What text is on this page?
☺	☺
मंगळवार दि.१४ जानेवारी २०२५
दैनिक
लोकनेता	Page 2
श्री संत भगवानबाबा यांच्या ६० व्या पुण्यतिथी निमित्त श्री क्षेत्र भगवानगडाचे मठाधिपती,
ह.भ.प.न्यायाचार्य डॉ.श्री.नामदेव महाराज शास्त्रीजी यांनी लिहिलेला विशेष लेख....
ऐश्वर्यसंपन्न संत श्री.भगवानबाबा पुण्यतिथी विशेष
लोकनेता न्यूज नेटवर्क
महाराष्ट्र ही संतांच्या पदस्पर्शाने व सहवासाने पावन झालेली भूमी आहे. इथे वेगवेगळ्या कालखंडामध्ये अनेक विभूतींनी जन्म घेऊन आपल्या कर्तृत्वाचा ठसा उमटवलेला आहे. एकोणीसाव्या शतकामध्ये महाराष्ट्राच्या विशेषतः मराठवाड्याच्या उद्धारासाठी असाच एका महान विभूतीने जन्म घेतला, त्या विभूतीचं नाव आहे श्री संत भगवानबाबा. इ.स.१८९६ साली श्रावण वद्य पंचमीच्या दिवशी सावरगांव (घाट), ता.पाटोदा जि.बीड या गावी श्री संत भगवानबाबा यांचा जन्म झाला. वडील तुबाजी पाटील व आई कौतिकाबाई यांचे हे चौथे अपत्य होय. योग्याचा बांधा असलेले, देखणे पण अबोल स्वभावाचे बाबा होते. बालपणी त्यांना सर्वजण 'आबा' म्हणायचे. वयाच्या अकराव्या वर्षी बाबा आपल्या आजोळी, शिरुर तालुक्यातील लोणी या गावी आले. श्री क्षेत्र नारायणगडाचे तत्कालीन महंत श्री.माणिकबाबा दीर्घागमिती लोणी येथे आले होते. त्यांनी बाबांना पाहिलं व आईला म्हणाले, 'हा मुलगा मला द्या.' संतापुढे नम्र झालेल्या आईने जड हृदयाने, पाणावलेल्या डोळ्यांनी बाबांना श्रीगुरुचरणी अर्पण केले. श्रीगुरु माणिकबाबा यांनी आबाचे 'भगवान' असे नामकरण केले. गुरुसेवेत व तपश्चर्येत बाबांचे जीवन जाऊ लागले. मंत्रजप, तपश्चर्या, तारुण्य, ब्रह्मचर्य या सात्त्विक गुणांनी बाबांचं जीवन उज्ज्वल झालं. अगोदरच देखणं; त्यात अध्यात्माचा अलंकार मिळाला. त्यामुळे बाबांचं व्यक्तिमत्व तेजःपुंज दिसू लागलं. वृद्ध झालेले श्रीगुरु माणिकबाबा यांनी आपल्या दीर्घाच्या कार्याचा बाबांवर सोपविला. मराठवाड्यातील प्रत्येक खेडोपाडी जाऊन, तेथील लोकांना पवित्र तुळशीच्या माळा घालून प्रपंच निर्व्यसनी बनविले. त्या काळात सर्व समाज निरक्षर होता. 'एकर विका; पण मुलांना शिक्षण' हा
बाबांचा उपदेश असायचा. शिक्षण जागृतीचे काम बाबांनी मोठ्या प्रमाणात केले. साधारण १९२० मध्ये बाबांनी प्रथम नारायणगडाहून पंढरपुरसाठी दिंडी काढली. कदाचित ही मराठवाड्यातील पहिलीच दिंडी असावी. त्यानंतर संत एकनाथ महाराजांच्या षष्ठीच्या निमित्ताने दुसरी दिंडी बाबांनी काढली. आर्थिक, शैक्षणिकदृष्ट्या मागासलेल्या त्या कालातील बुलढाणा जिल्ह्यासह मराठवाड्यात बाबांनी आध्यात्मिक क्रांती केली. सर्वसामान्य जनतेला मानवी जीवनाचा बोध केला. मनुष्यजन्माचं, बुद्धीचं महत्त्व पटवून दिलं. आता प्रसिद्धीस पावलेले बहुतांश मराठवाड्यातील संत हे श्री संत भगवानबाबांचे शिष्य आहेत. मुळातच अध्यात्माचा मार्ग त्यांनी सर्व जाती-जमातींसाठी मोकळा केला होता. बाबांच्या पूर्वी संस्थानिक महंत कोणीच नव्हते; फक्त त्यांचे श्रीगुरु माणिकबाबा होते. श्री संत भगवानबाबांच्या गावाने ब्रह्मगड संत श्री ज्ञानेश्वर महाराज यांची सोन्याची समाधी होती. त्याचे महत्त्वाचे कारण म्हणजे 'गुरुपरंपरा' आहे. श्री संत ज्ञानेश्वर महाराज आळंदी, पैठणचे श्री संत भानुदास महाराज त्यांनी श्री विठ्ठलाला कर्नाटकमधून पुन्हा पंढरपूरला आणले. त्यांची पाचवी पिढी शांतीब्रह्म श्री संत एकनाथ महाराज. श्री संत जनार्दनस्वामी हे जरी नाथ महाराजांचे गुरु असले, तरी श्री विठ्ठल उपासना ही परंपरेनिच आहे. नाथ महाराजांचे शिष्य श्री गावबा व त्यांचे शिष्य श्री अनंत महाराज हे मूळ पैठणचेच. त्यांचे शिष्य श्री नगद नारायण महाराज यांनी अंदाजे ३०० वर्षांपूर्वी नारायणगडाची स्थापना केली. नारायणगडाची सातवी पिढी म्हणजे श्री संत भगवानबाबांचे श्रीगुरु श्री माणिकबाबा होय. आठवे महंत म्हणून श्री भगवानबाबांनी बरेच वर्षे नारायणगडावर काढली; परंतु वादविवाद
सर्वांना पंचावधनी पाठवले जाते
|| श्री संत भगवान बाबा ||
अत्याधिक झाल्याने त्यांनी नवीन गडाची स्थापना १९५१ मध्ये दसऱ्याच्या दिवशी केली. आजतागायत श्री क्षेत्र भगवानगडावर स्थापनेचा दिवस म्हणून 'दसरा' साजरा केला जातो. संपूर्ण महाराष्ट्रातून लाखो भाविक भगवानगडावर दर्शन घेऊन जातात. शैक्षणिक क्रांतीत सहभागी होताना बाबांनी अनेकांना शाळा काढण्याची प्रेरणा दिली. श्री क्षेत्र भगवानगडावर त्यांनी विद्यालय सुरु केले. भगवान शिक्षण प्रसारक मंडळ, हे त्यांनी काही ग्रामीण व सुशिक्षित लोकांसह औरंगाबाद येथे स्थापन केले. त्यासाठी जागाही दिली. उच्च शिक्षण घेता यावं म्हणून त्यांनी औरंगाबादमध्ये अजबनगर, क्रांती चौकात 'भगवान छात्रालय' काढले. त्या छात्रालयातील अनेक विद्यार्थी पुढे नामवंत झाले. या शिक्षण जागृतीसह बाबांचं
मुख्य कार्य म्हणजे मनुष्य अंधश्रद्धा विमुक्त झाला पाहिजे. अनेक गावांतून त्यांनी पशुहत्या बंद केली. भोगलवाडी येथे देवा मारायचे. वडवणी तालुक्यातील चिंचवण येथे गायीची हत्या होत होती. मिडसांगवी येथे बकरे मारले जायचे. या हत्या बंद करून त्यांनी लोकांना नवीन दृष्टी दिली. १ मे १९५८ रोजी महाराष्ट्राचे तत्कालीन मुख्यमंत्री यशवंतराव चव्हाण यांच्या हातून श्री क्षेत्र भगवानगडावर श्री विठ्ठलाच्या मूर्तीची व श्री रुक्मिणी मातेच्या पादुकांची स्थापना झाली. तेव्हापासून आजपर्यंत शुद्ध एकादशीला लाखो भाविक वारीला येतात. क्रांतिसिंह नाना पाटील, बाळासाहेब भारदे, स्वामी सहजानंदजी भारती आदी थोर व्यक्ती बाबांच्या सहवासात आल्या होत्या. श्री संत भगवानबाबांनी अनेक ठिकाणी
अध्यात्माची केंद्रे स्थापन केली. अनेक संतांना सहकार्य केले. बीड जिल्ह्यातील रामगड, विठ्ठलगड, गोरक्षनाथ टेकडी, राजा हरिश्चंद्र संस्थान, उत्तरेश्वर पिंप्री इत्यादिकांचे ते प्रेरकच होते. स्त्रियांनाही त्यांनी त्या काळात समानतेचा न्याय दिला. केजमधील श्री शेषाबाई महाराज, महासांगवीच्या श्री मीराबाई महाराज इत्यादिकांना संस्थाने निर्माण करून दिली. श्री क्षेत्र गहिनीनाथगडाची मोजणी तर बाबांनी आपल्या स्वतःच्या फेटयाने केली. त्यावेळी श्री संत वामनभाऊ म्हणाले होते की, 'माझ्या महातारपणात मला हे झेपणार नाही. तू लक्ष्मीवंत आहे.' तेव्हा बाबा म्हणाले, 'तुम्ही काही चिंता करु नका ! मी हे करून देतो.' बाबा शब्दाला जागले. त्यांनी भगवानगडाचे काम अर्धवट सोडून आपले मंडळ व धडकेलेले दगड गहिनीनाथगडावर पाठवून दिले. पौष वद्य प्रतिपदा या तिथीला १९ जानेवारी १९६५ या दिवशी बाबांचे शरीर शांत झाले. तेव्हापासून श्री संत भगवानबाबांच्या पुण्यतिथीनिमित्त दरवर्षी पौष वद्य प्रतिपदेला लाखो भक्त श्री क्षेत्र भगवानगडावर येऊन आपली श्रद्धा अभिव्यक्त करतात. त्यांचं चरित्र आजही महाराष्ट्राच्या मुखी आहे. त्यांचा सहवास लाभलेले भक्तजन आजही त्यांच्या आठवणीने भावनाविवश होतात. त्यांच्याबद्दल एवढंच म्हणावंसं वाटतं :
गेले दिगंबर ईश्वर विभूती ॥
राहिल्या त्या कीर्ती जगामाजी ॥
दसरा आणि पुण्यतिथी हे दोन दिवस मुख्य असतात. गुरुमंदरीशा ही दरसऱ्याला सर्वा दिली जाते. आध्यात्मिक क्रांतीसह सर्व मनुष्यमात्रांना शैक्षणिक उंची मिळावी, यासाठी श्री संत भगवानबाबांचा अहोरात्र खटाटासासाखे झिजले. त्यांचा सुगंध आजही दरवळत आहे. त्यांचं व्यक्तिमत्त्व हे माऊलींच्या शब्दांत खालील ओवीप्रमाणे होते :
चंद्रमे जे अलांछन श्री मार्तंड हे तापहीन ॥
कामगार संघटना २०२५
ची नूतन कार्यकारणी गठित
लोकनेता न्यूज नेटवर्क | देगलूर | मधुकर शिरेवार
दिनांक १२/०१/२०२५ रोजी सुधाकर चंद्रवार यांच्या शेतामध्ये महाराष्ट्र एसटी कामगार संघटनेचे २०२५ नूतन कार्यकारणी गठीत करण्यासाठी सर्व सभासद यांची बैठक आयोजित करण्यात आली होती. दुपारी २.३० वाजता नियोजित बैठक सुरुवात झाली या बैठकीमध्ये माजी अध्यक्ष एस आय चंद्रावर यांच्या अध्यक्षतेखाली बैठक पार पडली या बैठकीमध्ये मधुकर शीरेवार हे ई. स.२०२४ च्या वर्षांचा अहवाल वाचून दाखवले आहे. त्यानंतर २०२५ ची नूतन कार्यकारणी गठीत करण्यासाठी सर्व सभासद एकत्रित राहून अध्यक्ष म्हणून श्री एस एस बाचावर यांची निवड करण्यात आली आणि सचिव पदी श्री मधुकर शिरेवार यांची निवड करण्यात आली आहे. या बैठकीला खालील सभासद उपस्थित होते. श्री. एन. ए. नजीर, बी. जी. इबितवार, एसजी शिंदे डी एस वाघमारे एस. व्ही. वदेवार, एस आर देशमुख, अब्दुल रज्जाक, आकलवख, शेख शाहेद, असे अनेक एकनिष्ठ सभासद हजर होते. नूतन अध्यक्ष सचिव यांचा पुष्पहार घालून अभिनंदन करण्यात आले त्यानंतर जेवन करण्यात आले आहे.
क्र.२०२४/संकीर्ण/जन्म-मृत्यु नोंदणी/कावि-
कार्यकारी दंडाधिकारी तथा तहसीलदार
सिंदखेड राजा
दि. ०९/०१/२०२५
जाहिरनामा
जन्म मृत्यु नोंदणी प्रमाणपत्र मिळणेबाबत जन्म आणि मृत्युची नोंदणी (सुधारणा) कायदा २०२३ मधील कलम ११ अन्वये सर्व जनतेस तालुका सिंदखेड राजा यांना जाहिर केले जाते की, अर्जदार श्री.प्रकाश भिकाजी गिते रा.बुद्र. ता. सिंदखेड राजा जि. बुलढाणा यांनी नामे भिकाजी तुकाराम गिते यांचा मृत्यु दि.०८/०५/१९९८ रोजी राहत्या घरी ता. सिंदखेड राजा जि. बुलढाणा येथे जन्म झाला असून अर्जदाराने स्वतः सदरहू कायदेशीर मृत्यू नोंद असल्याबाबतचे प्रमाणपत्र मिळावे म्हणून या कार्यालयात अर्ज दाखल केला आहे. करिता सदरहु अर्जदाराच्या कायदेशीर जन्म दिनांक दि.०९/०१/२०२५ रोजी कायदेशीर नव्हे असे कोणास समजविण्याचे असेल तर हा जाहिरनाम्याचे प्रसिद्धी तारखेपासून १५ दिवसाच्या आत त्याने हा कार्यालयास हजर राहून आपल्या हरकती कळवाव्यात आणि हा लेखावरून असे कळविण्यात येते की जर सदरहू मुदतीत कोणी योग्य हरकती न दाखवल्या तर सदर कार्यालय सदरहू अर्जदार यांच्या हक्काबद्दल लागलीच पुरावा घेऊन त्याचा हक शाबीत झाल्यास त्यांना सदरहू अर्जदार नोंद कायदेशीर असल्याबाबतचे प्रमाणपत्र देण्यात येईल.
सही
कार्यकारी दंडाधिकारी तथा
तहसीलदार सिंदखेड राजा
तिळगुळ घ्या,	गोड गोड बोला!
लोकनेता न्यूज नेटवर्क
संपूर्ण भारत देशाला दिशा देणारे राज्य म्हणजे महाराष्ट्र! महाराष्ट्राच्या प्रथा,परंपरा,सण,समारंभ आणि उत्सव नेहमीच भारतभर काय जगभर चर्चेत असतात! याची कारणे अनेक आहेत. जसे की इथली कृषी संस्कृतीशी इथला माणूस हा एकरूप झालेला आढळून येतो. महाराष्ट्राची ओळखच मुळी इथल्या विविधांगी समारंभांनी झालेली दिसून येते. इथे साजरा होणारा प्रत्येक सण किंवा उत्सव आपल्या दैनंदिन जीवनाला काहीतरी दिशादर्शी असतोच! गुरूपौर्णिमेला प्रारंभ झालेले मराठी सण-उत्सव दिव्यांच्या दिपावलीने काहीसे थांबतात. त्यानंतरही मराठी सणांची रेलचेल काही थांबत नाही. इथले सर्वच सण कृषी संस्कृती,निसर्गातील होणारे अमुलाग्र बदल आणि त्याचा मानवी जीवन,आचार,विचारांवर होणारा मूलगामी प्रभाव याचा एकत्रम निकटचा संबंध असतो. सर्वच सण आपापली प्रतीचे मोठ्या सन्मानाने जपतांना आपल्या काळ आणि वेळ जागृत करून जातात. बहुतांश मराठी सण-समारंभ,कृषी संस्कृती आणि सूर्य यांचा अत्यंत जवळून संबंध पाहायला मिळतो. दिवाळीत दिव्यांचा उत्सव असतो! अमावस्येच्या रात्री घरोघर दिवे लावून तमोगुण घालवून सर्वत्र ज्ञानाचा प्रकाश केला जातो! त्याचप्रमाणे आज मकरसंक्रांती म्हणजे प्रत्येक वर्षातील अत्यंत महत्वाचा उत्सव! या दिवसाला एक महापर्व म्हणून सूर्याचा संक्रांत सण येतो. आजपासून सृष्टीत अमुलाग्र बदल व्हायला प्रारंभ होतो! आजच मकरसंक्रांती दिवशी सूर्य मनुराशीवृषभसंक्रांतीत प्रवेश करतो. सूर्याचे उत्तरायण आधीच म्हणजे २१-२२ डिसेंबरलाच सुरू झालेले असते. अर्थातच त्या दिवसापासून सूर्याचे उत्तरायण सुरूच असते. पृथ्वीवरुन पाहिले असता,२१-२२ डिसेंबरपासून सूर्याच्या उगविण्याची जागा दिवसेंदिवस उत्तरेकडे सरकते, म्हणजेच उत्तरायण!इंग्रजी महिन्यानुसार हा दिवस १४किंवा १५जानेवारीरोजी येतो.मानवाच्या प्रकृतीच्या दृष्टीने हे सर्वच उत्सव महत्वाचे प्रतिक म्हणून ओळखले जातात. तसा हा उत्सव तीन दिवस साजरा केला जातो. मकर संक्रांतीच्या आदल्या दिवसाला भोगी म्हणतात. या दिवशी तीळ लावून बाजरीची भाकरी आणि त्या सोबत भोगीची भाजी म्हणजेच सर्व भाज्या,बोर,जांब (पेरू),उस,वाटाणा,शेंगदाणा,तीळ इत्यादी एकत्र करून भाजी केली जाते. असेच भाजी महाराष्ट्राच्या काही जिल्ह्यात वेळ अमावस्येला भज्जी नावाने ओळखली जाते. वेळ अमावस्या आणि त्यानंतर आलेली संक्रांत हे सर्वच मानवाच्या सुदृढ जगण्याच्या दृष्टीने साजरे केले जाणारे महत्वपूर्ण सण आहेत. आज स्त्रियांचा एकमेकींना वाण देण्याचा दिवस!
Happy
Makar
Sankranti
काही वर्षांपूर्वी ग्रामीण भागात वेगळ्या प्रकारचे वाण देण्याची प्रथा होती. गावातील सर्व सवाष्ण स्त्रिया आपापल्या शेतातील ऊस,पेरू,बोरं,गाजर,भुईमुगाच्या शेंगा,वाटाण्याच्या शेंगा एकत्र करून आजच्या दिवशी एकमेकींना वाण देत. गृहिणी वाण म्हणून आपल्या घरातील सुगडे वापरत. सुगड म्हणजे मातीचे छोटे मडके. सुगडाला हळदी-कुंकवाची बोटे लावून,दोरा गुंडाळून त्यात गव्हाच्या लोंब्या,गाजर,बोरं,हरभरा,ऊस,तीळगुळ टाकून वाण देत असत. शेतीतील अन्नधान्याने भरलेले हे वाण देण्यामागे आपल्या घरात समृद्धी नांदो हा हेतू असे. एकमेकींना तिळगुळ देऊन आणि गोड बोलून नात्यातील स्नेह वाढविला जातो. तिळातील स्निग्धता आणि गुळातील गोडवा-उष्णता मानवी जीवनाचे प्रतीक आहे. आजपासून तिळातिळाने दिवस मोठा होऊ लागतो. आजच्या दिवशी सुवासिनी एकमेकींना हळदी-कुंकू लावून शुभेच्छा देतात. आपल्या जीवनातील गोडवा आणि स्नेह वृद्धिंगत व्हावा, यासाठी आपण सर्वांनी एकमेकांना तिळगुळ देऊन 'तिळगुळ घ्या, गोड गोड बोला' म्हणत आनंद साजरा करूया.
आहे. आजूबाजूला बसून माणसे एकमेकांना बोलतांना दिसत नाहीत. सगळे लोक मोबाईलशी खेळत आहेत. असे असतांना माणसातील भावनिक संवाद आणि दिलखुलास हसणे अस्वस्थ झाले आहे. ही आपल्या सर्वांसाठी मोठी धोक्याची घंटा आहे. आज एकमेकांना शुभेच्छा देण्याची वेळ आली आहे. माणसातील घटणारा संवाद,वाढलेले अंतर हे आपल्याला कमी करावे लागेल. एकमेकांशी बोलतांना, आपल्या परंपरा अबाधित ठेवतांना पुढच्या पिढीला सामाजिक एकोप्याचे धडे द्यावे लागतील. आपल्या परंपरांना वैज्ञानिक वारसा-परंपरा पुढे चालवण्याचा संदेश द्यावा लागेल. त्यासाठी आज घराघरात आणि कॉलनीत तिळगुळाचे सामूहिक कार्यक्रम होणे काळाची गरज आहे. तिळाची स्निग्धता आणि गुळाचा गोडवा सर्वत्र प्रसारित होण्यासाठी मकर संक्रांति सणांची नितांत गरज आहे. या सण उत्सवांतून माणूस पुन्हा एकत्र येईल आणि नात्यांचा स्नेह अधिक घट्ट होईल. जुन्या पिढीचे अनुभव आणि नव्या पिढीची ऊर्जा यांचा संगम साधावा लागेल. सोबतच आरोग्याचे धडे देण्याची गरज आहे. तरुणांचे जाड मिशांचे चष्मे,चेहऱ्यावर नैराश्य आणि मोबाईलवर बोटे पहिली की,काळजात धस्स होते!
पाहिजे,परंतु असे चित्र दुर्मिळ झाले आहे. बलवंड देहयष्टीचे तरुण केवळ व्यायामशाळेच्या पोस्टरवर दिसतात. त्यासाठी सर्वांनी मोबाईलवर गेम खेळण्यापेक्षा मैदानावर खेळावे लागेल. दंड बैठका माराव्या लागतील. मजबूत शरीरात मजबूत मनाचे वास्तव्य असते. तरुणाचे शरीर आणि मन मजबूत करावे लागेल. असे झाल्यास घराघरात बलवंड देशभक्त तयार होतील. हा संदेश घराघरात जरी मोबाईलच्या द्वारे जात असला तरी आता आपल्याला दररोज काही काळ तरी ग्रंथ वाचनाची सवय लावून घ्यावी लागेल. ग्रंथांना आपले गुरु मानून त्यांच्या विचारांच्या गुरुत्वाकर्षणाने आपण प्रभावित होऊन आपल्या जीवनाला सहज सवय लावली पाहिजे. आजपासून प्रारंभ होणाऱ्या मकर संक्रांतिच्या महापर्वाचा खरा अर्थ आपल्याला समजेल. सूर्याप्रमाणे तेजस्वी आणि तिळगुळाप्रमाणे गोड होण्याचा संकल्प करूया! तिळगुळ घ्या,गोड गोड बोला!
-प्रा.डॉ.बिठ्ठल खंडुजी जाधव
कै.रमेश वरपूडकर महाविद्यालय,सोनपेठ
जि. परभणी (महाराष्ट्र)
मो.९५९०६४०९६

— What needs to be done —
Pick out every line above that contains the word "ईलवर" and copy it.

— Solution —
आहे. आजूबाजूला बसून माणसे एकमेकांना बोलतांना दिसत नाहीत. सगळे लोक मोबाईलशी खेळत आहेत. असे असतांना माणसातील भावनिक संवाद आणि दिलखुलास हसणे अस्वस्थ झाले आहे. ही आपल्या सर्वांसाठी मोठी धोक्याची घंटा आहे. आज एकमेकांना शुभेच्छा देण्याची वेळ आली आहे. माणसातील घटणारा संवाद,वाढलेले अंतर हे आपल्याला कमी करावे लागेल. एकमेकांशी बोलतांना, आपल्या परंपरा अबाधित ठेवतांना पुढच्या पिढीला सामाजिक एकोप्याचे धडे द्यावे लागतील. आपल्या परंपरांना वैज्ञानिक वारसा-परंपरा पुढे चालवण्याचा संदेश द्यावा लागेल. त्यासाठी आज घराघरात आणि कॉलनीत तिळगुळाचे सामूहिक कार्यक्रम होणे काळाची गरज आहे. तिळाची स्निग्धता आणि गुळाचा गोडवा सर्वत्र प्रसारित होण्यासाठी मकर संक्रांति सणांची नितांत गरज आहे. या सण उत्सवांतून माणूस पुन्हा एकत्र येईल आणि नात्यांचा स्नेह अधिक घट्ट होईल. जुन्या पिढीचे अनुभव आणि नव्या पिढीची ऊर्जा यांचा संगम साधावा लागेल. सोबतच आरोग्याचे धडे देण्याची गरज आहे. तरुणांचे जाड मिशांचे चष्मे,चेहऱ्यावर नैराश्य आणि मोबाईलवर बोटे पहिली की,काळजात धस्स होते!
पाहिजे,परंतु असे चित्र दुर्मिळ झाले आहे. बलवंड देहयष्टीचे तरुण केवळ व्यायामशाळेच्या पोस्टरवर दिसतात. त्यासाठी सर्वांनी मोबाईलवर गेम खेळण्यापेक्षा मैदानावर खेळावे लागेल. दंड बैठका माराव्या लागतील. मजबूत शरीरात मजबूत मनाचे वास्तव्य असते. तरुणाचे शरीर आणि मन मजबूत करावे लागेल. असे झाल्यास घराघरात बलवंड देशभक्त तयार होतील. हा संदेश घराघरात जरी मोबाईलच्या द्वारे जात असला तरी आता आपल्याला दररोज काही काळ तरी ग्रंथ वाचनाची सवय लावून घ्यावी लागेल. ग्रंथांना आपले गुरु मानून त्यांच्या विचारांच्या गुरुत्वाकर्षणाने आपण प्रभावित होऊन आपल्या जीवनाला सहज सवय लावली पाहिजे. आजपासून प्रारंभ होणाऱ्या मकर संक्रांतिच्या महापर्वाचा खरा अर्थ आपल्याला समजेल. सूर्याप्रमाणे तेजस्वी आणि तिळगुळाप्रमाणे गोड होण्याचा संकल्प करूया! तिळगुळ घ्या,गोड गोड बोला!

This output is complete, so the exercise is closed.